WHAT TO WORK ON: Below are records; count the lines in them that hold "rasmda" and give only the count.

SUPPLIED ENTRIES:
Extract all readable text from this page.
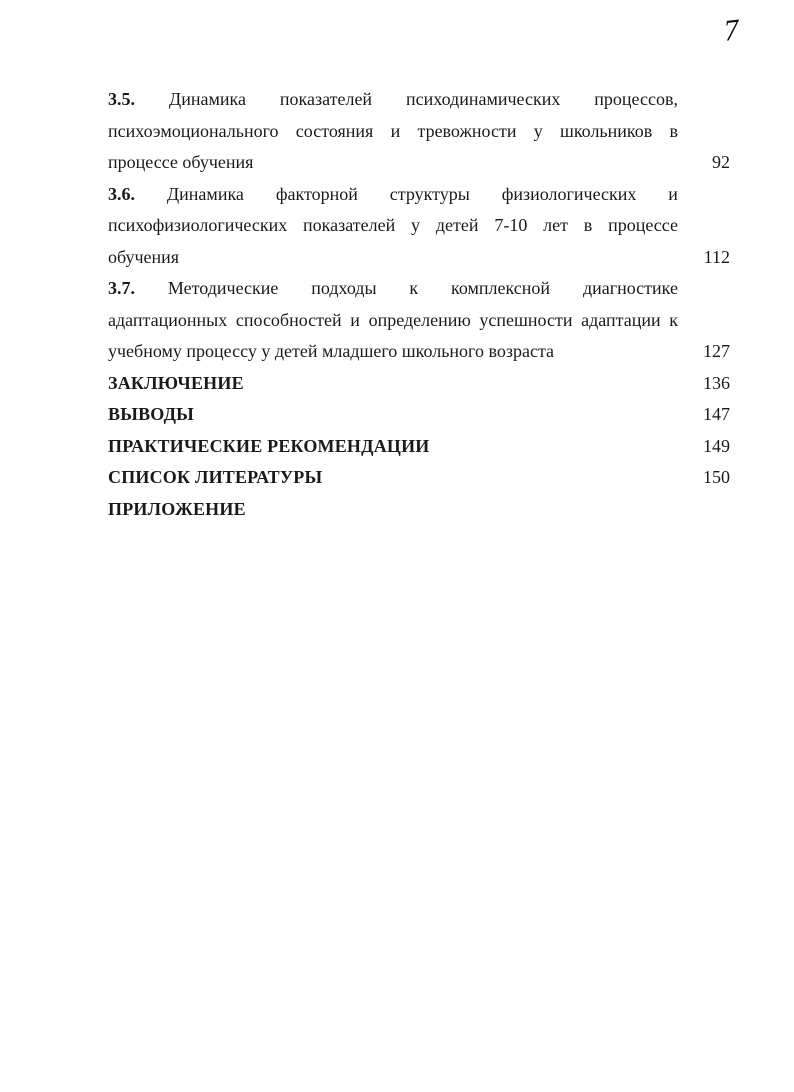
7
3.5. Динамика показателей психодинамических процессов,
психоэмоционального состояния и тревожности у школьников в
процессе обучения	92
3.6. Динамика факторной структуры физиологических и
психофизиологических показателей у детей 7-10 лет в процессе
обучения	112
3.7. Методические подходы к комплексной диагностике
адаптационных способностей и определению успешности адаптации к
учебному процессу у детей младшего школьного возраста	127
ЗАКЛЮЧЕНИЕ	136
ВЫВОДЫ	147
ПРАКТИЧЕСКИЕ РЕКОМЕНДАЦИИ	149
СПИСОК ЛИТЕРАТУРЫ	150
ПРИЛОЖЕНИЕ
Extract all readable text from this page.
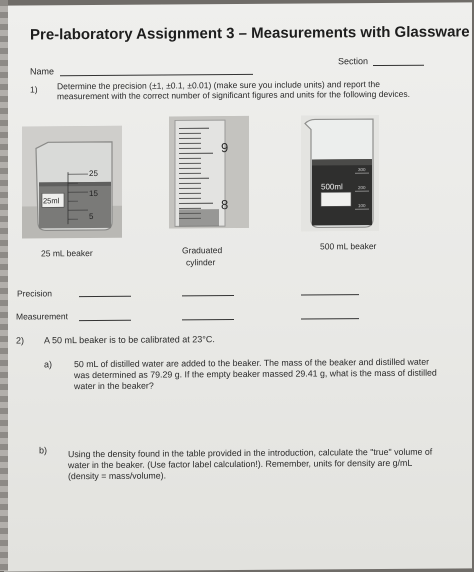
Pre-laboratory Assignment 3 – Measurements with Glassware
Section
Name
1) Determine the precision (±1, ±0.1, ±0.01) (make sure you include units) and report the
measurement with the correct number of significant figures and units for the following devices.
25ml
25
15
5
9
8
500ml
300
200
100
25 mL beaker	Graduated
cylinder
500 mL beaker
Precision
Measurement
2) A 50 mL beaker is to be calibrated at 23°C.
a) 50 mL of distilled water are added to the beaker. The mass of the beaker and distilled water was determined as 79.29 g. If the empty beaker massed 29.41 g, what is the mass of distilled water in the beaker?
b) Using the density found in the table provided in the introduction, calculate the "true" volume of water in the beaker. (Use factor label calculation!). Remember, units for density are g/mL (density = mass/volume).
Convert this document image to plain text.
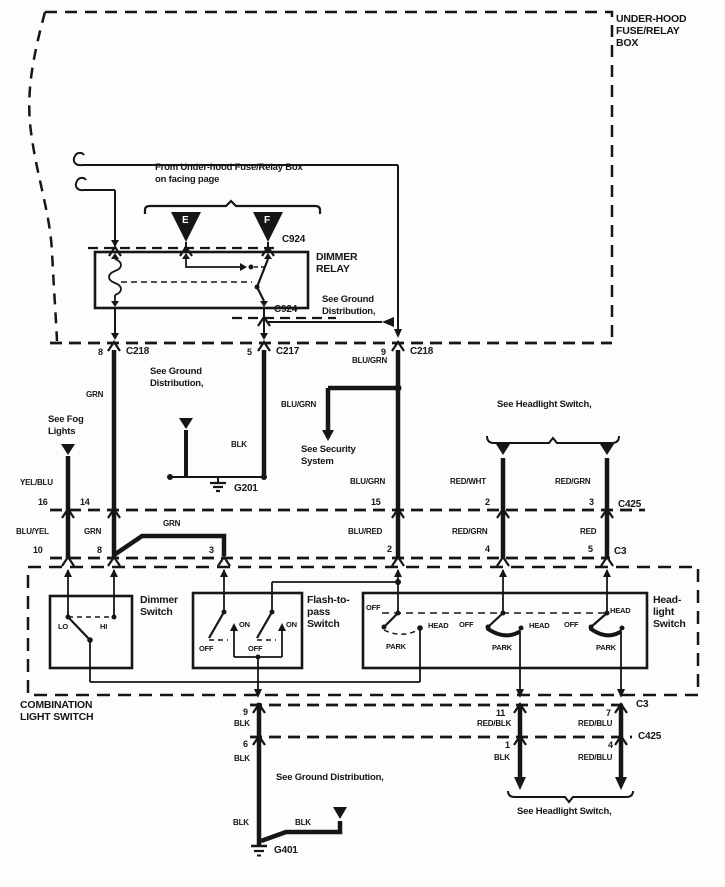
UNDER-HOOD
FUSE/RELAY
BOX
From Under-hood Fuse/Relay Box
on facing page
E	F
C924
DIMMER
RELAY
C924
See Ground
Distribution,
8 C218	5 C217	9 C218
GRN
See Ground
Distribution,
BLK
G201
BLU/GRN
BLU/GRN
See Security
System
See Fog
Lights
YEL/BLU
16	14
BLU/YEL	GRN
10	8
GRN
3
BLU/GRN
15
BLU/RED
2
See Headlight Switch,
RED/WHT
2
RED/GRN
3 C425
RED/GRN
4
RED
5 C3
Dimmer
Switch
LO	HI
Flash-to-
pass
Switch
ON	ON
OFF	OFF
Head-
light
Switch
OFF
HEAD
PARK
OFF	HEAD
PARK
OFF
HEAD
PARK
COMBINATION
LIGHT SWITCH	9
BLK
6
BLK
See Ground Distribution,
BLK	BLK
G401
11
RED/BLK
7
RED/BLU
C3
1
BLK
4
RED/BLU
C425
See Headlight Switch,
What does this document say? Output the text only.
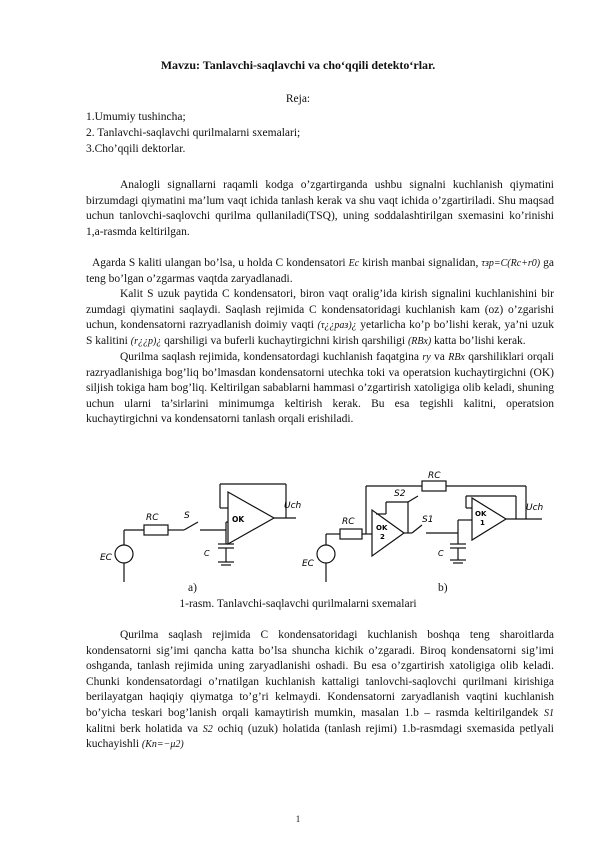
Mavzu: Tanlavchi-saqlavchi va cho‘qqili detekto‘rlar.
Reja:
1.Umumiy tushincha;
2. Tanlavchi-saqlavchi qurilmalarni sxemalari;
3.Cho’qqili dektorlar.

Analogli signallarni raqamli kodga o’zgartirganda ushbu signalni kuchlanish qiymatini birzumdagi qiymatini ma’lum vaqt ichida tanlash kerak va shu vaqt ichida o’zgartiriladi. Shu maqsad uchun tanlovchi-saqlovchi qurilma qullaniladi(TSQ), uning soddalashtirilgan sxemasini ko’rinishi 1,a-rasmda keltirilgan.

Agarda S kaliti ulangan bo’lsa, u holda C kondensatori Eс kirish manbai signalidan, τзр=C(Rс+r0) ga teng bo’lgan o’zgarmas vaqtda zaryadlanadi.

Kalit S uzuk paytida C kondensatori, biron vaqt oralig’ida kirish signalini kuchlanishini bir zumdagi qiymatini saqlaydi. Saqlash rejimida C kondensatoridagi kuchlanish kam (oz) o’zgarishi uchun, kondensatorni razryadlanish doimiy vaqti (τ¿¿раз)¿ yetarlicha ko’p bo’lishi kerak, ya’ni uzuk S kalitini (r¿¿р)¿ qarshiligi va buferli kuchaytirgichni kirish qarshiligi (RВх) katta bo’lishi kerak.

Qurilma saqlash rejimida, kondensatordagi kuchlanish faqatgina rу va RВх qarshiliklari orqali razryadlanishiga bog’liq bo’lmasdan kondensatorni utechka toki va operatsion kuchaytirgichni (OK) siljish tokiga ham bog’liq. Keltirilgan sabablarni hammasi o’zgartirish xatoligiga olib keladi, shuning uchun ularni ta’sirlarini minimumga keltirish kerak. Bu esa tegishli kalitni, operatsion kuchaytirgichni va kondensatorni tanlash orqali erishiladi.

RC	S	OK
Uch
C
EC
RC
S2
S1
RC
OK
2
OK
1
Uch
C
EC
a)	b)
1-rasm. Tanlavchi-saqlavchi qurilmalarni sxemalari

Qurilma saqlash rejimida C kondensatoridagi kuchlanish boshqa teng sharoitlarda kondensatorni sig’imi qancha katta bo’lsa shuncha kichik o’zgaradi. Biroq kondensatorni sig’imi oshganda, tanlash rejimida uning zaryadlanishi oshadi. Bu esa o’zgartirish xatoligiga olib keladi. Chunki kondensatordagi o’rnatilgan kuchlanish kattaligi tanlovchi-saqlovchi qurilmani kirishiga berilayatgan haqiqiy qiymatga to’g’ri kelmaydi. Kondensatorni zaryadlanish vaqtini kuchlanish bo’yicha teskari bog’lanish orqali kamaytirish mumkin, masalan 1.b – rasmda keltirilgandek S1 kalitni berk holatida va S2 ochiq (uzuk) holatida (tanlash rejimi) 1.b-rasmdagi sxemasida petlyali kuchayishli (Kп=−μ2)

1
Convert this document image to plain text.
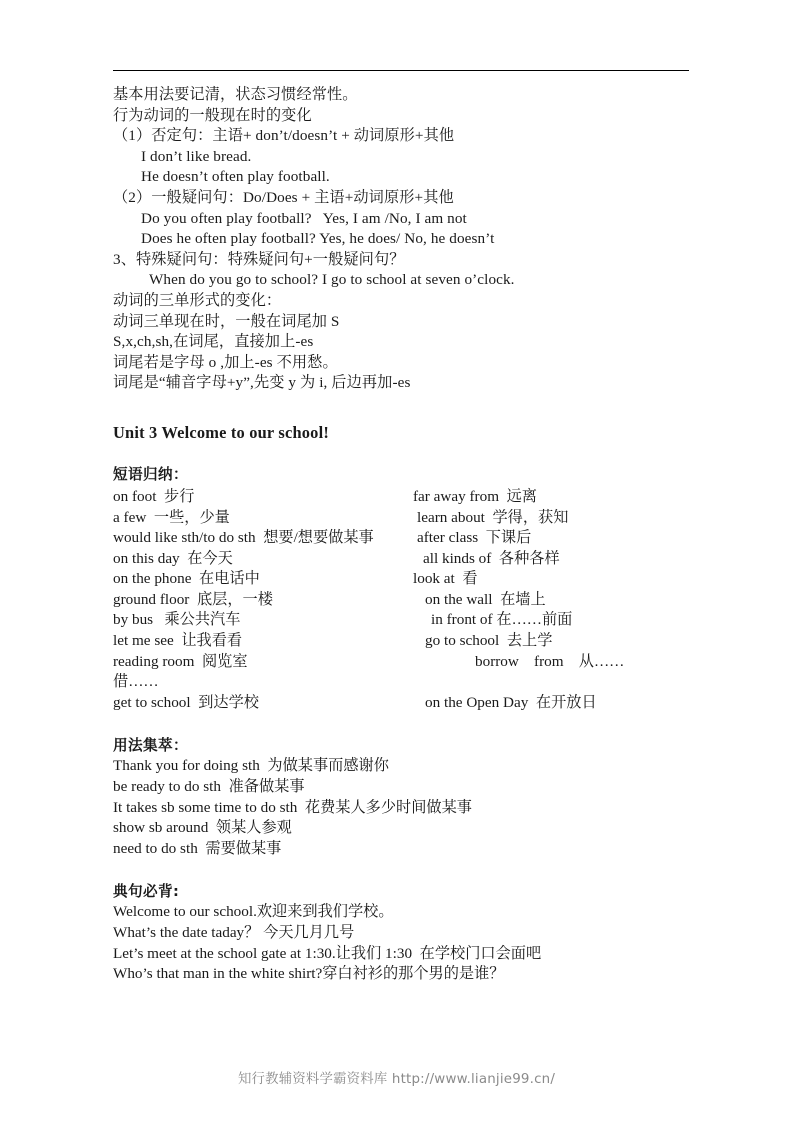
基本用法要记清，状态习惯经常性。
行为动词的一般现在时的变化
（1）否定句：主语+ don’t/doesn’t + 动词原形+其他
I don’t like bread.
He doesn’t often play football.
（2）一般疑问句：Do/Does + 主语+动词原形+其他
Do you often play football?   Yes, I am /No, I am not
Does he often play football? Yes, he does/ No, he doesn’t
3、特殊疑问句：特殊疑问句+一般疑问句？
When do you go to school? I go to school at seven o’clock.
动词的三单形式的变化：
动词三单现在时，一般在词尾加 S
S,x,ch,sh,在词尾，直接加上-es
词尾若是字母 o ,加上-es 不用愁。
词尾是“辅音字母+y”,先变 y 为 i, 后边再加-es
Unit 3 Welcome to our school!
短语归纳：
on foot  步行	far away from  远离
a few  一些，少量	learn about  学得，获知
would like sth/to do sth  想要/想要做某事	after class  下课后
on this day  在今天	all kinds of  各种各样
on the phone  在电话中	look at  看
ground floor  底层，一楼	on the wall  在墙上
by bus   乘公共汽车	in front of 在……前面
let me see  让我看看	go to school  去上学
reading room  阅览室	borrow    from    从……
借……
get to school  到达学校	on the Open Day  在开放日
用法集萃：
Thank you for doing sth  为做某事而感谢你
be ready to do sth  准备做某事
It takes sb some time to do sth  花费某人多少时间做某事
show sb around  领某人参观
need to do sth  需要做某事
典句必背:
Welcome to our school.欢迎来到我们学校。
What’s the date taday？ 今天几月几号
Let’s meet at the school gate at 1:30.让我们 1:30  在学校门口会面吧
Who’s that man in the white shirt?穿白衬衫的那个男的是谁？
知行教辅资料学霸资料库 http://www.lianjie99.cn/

EXPECTED ANSWER: 2